* Arbeitsauftrag 1 *
Womit zeigt Eckart Ehlers laut dem Textauszug zum Anthropozän, wie sich die Geografie entwickelt hat?
* Arbeitsauftrag 2 *
Geben Sie den Inhalt des Textauszugs zum Anthropozän in zwei Sätzen wieder.
* Arbeitsauftrag 3 *
Greifen Sie den Textauszug zum Anthropozän auf und schreiben Sie ihn im Anschluss an seinen letzten Satz weiter.

* Textauszug *
-------------------------

Im Anthropozän ist der Mensch (Stichwort: Klimawandel) ein entscheidender Faktor für die Entwicklung der Umwelt. Eckart Ehlers zeichnet die Veränderungen der Mensch-Umwelt-Beziehungen von frühgeschichtlicher Zeit bis heute nach und zeigt mit Texten, Originaldokumenten und Grafiken, wie sich die Geografie aus dieser Auseinandersetzung mit der Erde entwickelt hat.

-------------------------

* Ausgangsdaten *
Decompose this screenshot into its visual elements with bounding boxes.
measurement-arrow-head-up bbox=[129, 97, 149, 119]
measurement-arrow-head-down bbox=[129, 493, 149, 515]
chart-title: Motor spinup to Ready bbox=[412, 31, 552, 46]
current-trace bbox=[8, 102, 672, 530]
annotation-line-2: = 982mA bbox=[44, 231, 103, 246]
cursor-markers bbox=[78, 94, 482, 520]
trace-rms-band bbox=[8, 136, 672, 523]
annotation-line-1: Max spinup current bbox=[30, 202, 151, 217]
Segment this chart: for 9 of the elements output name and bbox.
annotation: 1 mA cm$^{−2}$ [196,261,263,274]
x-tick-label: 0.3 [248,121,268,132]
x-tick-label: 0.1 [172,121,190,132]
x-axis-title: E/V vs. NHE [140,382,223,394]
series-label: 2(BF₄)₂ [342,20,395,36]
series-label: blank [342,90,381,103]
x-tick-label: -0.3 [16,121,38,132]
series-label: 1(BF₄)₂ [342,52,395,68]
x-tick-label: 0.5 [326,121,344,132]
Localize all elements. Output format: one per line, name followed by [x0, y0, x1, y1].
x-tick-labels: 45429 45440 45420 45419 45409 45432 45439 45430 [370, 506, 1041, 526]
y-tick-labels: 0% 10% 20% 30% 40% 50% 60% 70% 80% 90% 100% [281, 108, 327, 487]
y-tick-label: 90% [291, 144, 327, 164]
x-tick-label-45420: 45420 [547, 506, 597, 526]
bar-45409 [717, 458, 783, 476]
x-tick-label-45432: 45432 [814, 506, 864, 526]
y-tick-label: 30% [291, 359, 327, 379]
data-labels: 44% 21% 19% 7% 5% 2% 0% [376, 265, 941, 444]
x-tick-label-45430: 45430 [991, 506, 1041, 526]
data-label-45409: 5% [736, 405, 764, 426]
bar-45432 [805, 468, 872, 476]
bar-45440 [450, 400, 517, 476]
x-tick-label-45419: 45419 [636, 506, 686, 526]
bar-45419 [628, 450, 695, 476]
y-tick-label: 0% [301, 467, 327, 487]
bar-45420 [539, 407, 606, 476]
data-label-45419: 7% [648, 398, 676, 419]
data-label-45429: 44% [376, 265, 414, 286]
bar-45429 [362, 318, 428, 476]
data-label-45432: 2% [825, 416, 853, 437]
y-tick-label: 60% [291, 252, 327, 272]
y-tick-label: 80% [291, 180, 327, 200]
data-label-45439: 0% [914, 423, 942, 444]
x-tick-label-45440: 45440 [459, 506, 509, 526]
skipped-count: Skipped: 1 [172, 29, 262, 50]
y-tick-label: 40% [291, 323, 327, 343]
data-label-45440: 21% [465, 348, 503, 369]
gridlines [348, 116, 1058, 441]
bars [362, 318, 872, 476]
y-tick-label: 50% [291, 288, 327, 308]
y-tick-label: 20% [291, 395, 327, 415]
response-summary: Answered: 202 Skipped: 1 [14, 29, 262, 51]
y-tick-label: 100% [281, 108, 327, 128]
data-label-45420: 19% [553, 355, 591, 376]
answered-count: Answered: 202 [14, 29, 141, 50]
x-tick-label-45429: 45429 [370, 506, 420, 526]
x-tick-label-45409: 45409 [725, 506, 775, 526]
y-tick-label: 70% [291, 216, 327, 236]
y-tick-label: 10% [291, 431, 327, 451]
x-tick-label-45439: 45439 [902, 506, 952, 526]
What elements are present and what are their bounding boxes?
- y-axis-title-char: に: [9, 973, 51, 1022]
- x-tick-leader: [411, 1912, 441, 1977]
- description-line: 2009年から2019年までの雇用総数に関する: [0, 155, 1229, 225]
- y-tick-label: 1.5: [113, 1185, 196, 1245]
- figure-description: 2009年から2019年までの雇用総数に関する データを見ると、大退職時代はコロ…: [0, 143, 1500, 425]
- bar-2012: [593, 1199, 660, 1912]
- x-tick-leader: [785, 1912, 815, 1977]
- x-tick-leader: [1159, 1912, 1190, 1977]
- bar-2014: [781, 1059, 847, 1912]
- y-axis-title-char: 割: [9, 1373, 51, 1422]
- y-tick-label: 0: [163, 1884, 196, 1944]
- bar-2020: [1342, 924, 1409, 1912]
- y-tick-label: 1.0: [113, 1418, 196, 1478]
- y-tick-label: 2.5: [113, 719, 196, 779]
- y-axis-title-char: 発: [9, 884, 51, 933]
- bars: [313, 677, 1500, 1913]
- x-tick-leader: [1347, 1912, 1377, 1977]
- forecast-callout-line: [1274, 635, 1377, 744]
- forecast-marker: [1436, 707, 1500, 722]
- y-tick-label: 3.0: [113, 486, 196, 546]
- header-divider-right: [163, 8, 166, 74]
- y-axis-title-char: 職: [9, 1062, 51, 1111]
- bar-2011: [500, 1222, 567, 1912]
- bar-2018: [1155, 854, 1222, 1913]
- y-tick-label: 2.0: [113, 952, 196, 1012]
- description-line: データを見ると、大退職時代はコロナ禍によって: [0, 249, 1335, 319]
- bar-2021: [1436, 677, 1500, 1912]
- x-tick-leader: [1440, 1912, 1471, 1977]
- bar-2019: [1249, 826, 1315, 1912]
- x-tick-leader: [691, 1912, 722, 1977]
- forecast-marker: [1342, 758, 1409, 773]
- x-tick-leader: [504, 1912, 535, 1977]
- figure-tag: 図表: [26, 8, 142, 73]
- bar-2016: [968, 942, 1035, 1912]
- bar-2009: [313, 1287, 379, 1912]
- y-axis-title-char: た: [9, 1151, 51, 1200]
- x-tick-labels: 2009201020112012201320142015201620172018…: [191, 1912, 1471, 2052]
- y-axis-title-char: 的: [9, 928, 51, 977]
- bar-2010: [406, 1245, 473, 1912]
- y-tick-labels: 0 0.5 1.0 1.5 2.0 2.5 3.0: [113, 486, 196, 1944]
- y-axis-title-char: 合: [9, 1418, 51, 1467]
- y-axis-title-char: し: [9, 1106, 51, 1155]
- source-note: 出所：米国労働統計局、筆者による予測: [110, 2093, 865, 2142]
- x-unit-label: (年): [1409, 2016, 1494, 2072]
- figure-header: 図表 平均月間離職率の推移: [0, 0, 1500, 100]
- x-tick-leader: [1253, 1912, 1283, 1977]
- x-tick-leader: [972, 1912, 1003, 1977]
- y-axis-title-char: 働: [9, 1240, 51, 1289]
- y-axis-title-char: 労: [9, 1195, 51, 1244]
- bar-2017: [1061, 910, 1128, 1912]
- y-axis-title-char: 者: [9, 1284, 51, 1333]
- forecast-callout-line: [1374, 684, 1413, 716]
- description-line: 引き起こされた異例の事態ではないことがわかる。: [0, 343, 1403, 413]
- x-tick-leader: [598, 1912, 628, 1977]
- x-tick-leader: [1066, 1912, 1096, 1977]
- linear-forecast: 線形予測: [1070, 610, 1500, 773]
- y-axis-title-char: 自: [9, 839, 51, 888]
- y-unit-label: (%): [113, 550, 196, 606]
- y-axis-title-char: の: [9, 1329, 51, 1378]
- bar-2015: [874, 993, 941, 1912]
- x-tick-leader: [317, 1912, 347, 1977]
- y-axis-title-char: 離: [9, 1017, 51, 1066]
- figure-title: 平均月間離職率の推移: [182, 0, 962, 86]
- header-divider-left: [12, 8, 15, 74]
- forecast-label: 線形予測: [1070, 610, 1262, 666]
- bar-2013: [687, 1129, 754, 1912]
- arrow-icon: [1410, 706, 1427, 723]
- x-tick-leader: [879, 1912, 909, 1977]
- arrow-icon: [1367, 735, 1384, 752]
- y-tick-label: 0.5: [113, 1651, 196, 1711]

-------------------------

* Antwort 1 *
Mit Texten, Originaldokumenten und Grafiken.

* Antwort 2 *
Im Anthropozän ist der Mensch, etwa durch den Klimawandel, ein entscheidender Faktor für die Entwicklung der Umwelt. Eckart Ehlers verfolgt den Wandel der Mensch-Umwelt-Beziehungen von frühgeschichtlicher Zeit bis heute und zeigt mit Texten, Originaldokumenten und Grafiken, wie sich die Geografie aus dieser Auseinandersetzung mit der Erde entwickelt hat.

* Antwort 3 *
Rezensionsnotiz zu
Süddeutsche Zeitung, 21.11.2008
Seinem Fach, findet Christian Jostmann, erweist Eckhart Ehlers einen Bärendienst. Wie immer man die Geografie wieder ins Gespräch (oder an Drittmitteltöpfe) bringen möchte - so, fleht Jostmann förmlich, bitteschön nicht. Zu unsicher erscheint dem Rezensenten des Autors Haltung zum eigenen Thema. Ist der Mensch nun der große Lenker und Verursacher globaler Veränderungen oder nicht? Jostmann findet Aussage und Gegenaussage. Und wo er nicht auf hinlänglich Bekanntes stößt, entdeckt er Fehler über Fehler. Eine Seite des Buches genügt ihm, um eine ganze Liste mit Irrtümern des Autors zusammenzustellen. Mit dem umstrittenen Begriff des "Anthropozän" wird dieses Buch den Rezensenten jedenfalls nicht versöhnen.